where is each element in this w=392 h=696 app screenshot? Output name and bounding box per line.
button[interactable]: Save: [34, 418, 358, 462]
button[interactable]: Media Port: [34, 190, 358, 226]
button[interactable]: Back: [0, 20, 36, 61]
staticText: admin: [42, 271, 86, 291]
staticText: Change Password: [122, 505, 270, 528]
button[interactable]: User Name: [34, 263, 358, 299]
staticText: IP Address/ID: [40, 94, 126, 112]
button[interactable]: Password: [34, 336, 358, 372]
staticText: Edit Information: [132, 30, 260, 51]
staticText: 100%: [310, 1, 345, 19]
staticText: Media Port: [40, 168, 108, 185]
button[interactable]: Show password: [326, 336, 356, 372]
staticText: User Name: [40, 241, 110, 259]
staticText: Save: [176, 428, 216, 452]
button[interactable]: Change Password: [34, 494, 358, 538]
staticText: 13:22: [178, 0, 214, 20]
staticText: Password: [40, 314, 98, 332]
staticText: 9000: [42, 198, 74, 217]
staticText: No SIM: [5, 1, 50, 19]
------------------------
** Enunciado **
Copia de nuevo los datos y sustituye "Media Port" por "Media Server" sin cambiar nada más.

** Resultado del ejercicio **
where is each element in this w=392 h=696 app screenshot? Output name and bounding box per line.
button[interactable]: Save: [34, 418, 358, 462]
button[interactable]: Media Server: [34, 190, 358, 226]
button[interactable]: Back: [0, 20, 36, 61]
staticText: admin: [42, 271, 86, 291]
staticText: Change Password: [122, 505, 270, 528]
button[interactable]: User Name: [34, 263, 358, 299]
staticText: IP Address/ID: [40, 94, 126, 112]
button[interactable]: Password: [34, 336, 358, 372]
staticText: Edit Information: [132, 30, 260, 51]
staticText: 100%: [310, 1, 345, 19]
staticText: Media Server: [40, 168, 108, 185]
button[interactable]: Show password: [326, 336, 356, 372]
staticText: User Name: [40, 241, 110, 259]
staticText: Save: [176, 428, 216, 452]
button[interactable]: Change Password: [34, 494, 358, 538]
staticText: 13:22: [178, 0, 214, 20]
staticText: Password: [40, 314, 98, 332]
staticText: 9000: [42, 198, 74, 217]
staticText: No SIM: [5, 1, 50, 19]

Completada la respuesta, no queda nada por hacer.